- **Challenge**
Pull every line containing "triangle" from the entries.
### Data
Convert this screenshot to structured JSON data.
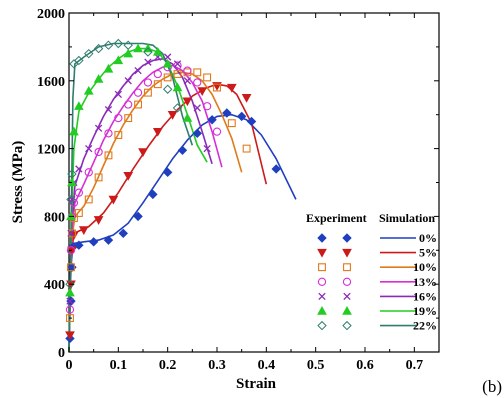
{
  "panel_label": "(b)",
  "chart_data": {
    "type": "line",
    "xlabel": "Strain",
    "ylabel": "Stress (MPa)",
    "xlim": [
      0,
      0.75
    ],
    "ylim": [
      0,
      2000
    ],
    "x_ticks": [
      0,
      0.1,
      0.2,
      0.3,
      0.4,
      0.5,
      0.6,
      0.7
    ],
    "x_tick_labels": [
      "0",
      "0.1",
      "0.2",
      "0.3",
      "0.4",
      "0.5",
      "0.6",
      "0.7"
    ],
    "y_ticks": [
      0,
      400,
      800,
      1200,
      1600,
      2000
    ],
    "y_tick_labels": [
      "0",
      "400",
      "800",
      "1200",
      "1600",
      "2000"
    ],
    "grid": false,
    "legend": {
      "placement": "bottom-right",
      "experiment_header": "Experiment",
      "simulation_header": "Simulation"
    },
    "series": [
      {
        "name": "0%",
        "color": "#1f3fbf",
        "marker": "diamond-filled",
        "experiment": [
          [
            0.002,
            80
          ],
          [
            0.004,
            300
          ],
          [
            0.006,
            500
          ],
          [
            0.008,
            620
          ],
          [
            0.02,
            630
          ],
          [
            0.05,
            650
          ],
          [
            0.08,
            660
          ],
          [
            0.11,
            700
          ],
          [
            0.14,
            800
          ],
          [
            0.17,
            930
          ],
          [
            0.2,
            1060
          ],
          [
            0.23,
            1190
          ],
          [
            0.26,
            1290
          ],
          [
            0.29,
            1370
          ],
          [
            0.32,
            1410
          ],
          [
            0.35,
            1390
          ],
          [
            0.37,
            1360
          ],
          [
            0.42,
            1080
          ]
        ],
        "simulation": [
          [
            0,
            0
          ],
          [
            0.004,
            500
          ],
          [
            0.008,
            640
          ],
          [
            0.03,
            650
          ],
          [
            0.06,
            660
          ],
          [
            0.09,
            690
          ],
          [
            0.12,
            760
          ],
          [
            0.15,
            880
          ],
          [
            0.18,
            1010
          ],
          [
            0.21,
            1140
          ],
          [
            0.24,
            1250
          ],
          [
            0.27,
            1340
          ],
          [
            0.3,
            1390
          ],
          [
            0.33,
            1400
          ],
          [
            0.36,
            1370
          ],
          [
            0.39,
            1280
          ],
          [
            0.42,
            1140
          ],
          [
            0.46,
            900
          ]
        ]
      },
      {
        "name": "5%",
        "color": "#cc1a1a",
        "marker": "triangle-down-filled",
        "experiment": [
          [
            0.002,
            100
          ],
          [
            0.004,
            400
          ],
          [
            0.006,
            600
          ],
          [
            0.01,
            690
          ],
          [
            0.03,
            720
          ],
          [
            0.06,
            780
          ],
          [
            0.09,
            900
          ],
          [
            0.12,
            1040
          ],
          [
            0.15,
            1180
          ],
          [
            0.18,
            1300
          ],
          [
            0.21,
            1400
          ],
          [
            0.24,
            1480
          ],
          [
            0.27,
            1540
          ],
          [
            0.3,
            1570
          ],
          [
            0.33,
            1560
          ],
          [
            0.36,
            1500
          ]
        ],
        "simulation": [
          [
            0,
            0
          ],
          [
            0.004,
            550
          ],
          [
            0.01,
            700
          ],
          [
            0.04,
            740
          ],
          [
            0.07,
            820
          ],
          [
            0.1,
            940
          ],
          [
            0.13,
            1080
          ],
          [
            0.16,
            1210
          ],
          [
            0.19,
            1330
          ],
          [
            0.22,
            1430
          ],
          [
            0.25,
            1510
          ],
          [
            0.28,
            1560
          ],
          [
            0.3,
            1580
          ],
          [
            0.32,
            1570
          ],
          [
            0.34,
            1520
          ],
          [
            0.37,
            1350
          ],
          [
            0.4,
            990
          ]
        ]
      },
      {
        "name": "10%",
        "color": "#e07a1a",
        "marker": "square-open",
        "experiment": [
          [
            0.002,
            200
          ],
          [
            0.004,
            500
          ],
          [
            0.006,
            700
          ],
          [
            0.01,
            790
          ],
          [
            0.02,
            820
          ],
          [
            0.04,
            900
          ],
          [
            0.06,
            1030
          ],
          [
            0.08,
            1160
          ],
          [
            0.1,
            1280
          ],
          [
            0.12,
            1380
          ],
          [
            0.14,
            1460
          ],
          [
            0.16,
            1530
          ],
          [
            0.18,
            1580
          ],
          [
            0.2,
            1620
          ],
          [
            0.22,
            1640
          ],
          [
            0.24,
            1650
          ],
          [
            0.26,
            1650
          ],
          [
            0.28,
            1620
          ],
          [
            0.3,
            1560
          ],
          [
            0.33,
            1350
          ],
          [
            0.36,
            1200
          ]
        ],
        "simulation": [
          [
            0,
            0
          ],
          [
            0.005,
            650
          ],
          [
            0.012,
            800
          ],
          [
            0.03,
            860
          ],
          [
            0.05,
            970
          ],
          [
            0.07,
            1100
          ],
          [
            0.09,
            1230
          ],
          [
            0.11,
            1340
          ],
          [
            0.13,
            1430
          ],
          [
            0.15,
            1510
          ],
          [
            0.17,
            1570
          ],
          [
            0.19,
            1610
          ],
          [
            0.21,
            1640
          ],
          [
            0.23,
            1650
          ],
          [
            0.25,
            1640
          ],
          [
            0.27,
            1600
          ],
          [
            0.29,
            1520
          ],
          [
            0.31,
            1400
          ],
          [
            0.33,
            1260
          ],
          [
            0.35,
            1060
          ]
        ]
      },
      {
        "name": "13%",
        "color": "#d62fd6",
        "marker": "circle-open",
        "experiment": [
          [
            0.002,
            250
          ],
          [
            0.004,
            600
          ],
          [
            0.006,
            800
          ],
          [
            0.01,
            880
          ],
          [
            0.02,
            940
          ],
          [
            0.04,
            1060
          ],
          [
            0.06,
            1180
          ],
          [
            0.08,
            1290
          ],
          [
            0.1,
            1380
          ],
          [
            0.12,
            1460
          ],
          [
            0.14,
            1530
          ],
          [
            0.16,
            1590
          ],
          [
            0.18,
            1640
          ],
          [
            0.2,
            1680
          ],
          [
            0.22,
            1690
          ],
          [
            0.24,
            1660
          ],
          [
            0.26,
            1590
          ],
          [
            0.28,
            1450
          ],
          [
            0.3,
            1300
          ]
        ],
        "simulation": [
          [
            0,
            0
          ],
          [
            0.005,
            700
          ],
          [
            0.012,
            880
          ],
          [
            0.03,
            990
          ],
          [
            0.05,
            1120
          ],
          [
            0.07,
            1250
          ],
          [
            0.09,
            1360
          ],
          [
            0.11,
            1450
          ],
          [
            0.13,
            1530
          ],
          [
            0.15,
            1600
          ],
          [
            0.17,
            1650
          ],
          [
            0.19,
            1680
          ],
          [
            0.21,
            1690
          ],
          [
            0.23,
            1660
          ],
          [
            0.25,
            1590
          ],
          [
            0.27,
            1480
          ],
          [
            0.29,
            1300
          ],
          [
            0.31,
            1090
          ]
        ]
      },
      {
        "name": "16%",
        "color": "#8a2bb8",
        "marker": "x",
        "experiment": [
          [
            0.002,
            300
          ],
          [
            0.004,
            700
          ],
          [
            0.006,
            900
          ],
          [
            0.01,
            1000
          ],
          [
            0.02,
            1080
          ],
          [
            0.04,
            1200
          ],
          [
            0.06,
            1320
          ],
          [
            0.08,
            1430
          ],
          [
            0.1,
            1520
          ],
          [
            0.12,
            1600
          ],
          [
            0.14,
            1660
          ],
          [
            0.16,
            1710
          ],
          [
            0.18,
            1740
          ],
          [
            0.2,
            1740
          ],
          [
            0.22,
            1700
          ],
          [
            0.24,
            1600
          ],
          [
            0.26,
            1440
          ],
          [
            0.28,
            1200
          ]
        ],
        "simulation": [
          [
            0,
            0
          ],
          [
            0.005,
            750
          ],
          [
            0.012,
            980
          ],
          [
            0.03,
            1140
          ],
          [
            0.05,
            1270
          ],
          [
            0.07,
            1390
          ],
          [
            0.09,
            1490
          ],
          [
            0.11,
            1570
          ],
          [
            0.13,
            1640
          ],
          [
            0.15,
            1690
          ],
          [
            0.17,
            1720
          ],
          [
            0.19,
            1730
          ],
          [
            0.21,
            1700
          ],
          [
            0.23,
            1620
          ],
          [
            0.25,
            1480
          ],
          [
            0.27,
            1300
          ],
          [
            0.29,
            1110
          ]
        ]
      },
      {
        "name": "19%",
        "color": "#22cc22",
        "marker": "triangle-up-filled",
        "experiment": [
          [
            0.002,
            350
          ],
          [
            0.004,
            800
          ],
          [
            0.006,
            1000
          ],
          [
            0.01,
            1300
          ],
          [
            0.02,
            1450
          ],
          [
            0.04,
            1540
          ],
          [
            0.06,
            1610
          ],
          [
            0.08,
            1670
          ],
          [
            0.1,
            1720
          ],
          [
            0.12,
            1760
          ],
          [
            0.14,
            1790
          ],
          [
            0.16,
            1790
          ],
          [
            0.18,
            1770
          ],
          [
            0.2,
            1700
          ],
          [
            0.22,
            1560
          ],
          [
            0.24,
            1380
          ]
        ],
        "simulation": [
          [
            0,
            0
          ],
          [
            0.005,
            800
          ],
          [
            0.01,
            1200
          ],
          [
            0.02,
            1420
          ],
          [
            0.04,
            1530
          ],
          [
            0.06,
            1610
          ],
          [
            0.08,
            1680
          ],
          [
            0.1,
            1730
          ],
          [
            0.12,
            1770
          ],
          [
            0.14,
            1790
          ],
          [
            0.16,
            1790
          ],
          [
            0.18,
            1770
          ],
          [
            0.2,
            1700
          ],
          [
            0.22,
            1570
          ],
          [
            0.24,
            1400
          ],
          [
            0.26,
            1220
          ],
          [
            0.28,
            1120
          ]
        ]
      },
      {
        "name": "22%",
        "color": "#2e7d6e",
        "marker": "diamond-open",
        "experiment": [
          [
            0.002,
            400
          ],
          [
            0.004,
            900
          ],
          [
            0.006,
            1050
          ],
          [
            0.01,
            1700
          ],
          [
            0.02,
            1720
          ],
          [
            0.04,
            1760
          ],
          [
            0.06,
            1790
          ],
          [
            0.08,
            1810
          ],
          [
            0.1,
            1820
          ],
          [
            0.12,
            1810
          ],
          [
            0.16,
            1770
          ],
          [
            0.2,
            1550
          ],
          [
            0.22,
            1440
          ]
        ],
        "simulation": [
          [
            0,
            0
          ],
          [
            0.005,
            900
          ],
          [
            0.008,
            1500
          ],
          [
            0.012,
            1700
          ],
          [
            0.03,
            1740
          ],
          [
            0.06,
            1800
          ],
          [
            0.09,
            1820
          ],
          [
            0.12,
            1820
          ],
          [
            0.15,
            1820
          ],
          [
            0.17,
            1810
          ],
          [
            0.19,
            1760
          ],
          [
            0.21,
            1620
          ],
          [
            0.23,
            1390
          ],
          [
            0.25,
            1220
          ]
        ]
      }
    ]
  }
}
######
- **Reply**
        "marker": "triangle-down-filled",
        "marker": "triangle-up-filled",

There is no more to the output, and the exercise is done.